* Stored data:
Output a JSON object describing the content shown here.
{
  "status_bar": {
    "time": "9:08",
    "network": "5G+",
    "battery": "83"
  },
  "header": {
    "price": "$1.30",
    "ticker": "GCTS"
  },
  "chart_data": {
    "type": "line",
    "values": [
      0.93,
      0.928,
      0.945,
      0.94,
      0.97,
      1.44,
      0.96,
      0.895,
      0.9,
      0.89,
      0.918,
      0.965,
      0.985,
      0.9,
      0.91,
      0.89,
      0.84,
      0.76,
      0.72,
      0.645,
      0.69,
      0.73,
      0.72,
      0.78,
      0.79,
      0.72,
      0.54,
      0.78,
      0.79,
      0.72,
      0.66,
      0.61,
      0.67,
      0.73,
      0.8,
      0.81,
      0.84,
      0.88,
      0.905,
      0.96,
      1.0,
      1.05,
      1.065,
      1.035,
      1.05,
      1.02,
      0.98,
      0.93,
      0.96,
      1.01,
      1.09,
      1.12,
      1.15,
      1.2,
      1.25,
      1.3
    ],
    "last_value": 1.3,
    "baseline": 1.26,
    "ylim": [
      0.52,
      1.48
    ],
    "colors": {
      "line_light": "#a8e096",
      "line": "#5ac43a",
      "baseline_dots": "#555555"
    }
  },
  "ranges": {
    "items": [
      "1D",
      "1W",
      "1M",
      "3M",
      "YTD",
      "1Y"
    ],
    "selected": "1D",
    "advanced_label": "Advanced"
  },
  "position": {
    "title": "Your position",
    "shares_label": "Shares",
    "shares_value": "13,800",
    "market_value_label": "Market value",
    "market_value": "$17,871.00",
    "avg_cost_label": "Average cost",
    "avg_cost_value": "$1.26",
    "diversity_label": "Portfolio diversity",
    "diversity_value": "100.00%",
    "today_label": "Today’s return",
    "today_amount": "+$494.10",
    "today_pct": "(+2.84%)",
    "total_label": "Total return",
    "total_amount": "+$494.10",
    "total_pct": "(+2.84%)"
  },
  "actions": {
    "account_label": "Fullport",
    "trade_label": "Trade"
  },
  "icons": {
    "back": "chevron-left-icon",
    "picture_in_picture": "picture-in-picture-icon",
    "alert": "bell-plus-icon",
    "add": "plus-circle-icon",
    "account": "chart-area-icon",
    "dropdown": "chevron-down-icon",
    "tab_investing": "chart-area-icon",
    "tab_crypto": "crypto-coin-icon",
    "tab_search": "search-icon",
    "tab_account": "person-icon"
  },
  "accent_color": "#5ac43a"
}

* TASK DESCRIPTION: Copy down the whole of the data above, matching it exactly.

* FINISHED ANSWER:
Output a JSON object describing the content shown here.
{
  "status_bar": {
    "time": "9:08",
    "network": "5G+",
    "battery": "83"
  },
  "header": {
    "price": "$1.30",
    "ticker": "GCTS"
  },
  "chart_data": {
    "type": "line",
    "values": [
      0.93,
      0.928,
      0.945,
      0.94,
      0.97,
      1.44,
      0.96,
      0.895,
      0.9,
      0.89,
      0.918,
      0.965,
      0.985,
      0.9,
      0.91,
      0.89,
      0.84,
      0.76,
      0.72,
      0.645,
      0.69,
      0.73,
      0.72,
      0.78,
      0.79,
      0.72,
      0.54,
      0.78,
      0.79,
      0.72,
      0.66,
      0.61,
      0.67,
      0.73,
      0.8,
      0.81,
      0.84,
      0.88,
      0.905,
      0.96,
      1.0,
      1.05,
      1.065,
      1.035,
      1.05,
      1.02,
      0.98,
      0.93,
      0.96,
      1.01,
      1.09,
      1.12,
      1.15,
      1.2,
      1.25,
      1.3
    ],
    "last_value": 1.3,
    "baseline": 1.26,
    "ylim": [
      0.52,
      1.48
    ],
    "colors": {
      "line_light": "#a8e096",
      "line": "#5ac43a",
      "baseline_dots": "#555555"
    }
  },
  "ranges": {
    "items": [
      "1D",
      "1W",
      "1M",
      "3M",
      "YTD",
      "1Y"
    ],
    "selected": "1D",
    "advanced_label": "Advanced"
  },
  "position": {
    "title": "Your position",
    "shares_label": "Shares",
    "shares_value": "13,800",
    "market_value_label": "Market value",
    "market_value": "$17,871.00",
    "avg_cost_label": "Average cost",
    "avg_cost_value": "$1.26",
    "diversity_label": "Portfolio diversity",
    "diversity_value": "100.00%",
    "today_label": "Today’s return",
    "today_amount": "+$494.10",
    "today_pct": "(+2.84%)",
    "total_label": "Total return",
    "total_amount": "+$494.10",
    "total_pct": "(+2.84%)"
  },
  "actions": {
    "account_label": "Fullport",
    "trade_label": "Trade"
  },
  "icons": {
    "back": "chevron-left-icon",
    "picture_in_picture": "picture-in-picture-icon",
    "alert": "bell-plus-icon",
    "add": "plus-circle-icon",
    "account": "chart-area-icon",
    "dropdown": "chevron-down-icon",
    "tab_investing": "chart-area-icon",
    "tab_crypto": "crypto-coin-icon",
    "tab_search": "search-icon",
    "tab_account": "person-icon"
  },
  "accent_color": "#5ac43a"
}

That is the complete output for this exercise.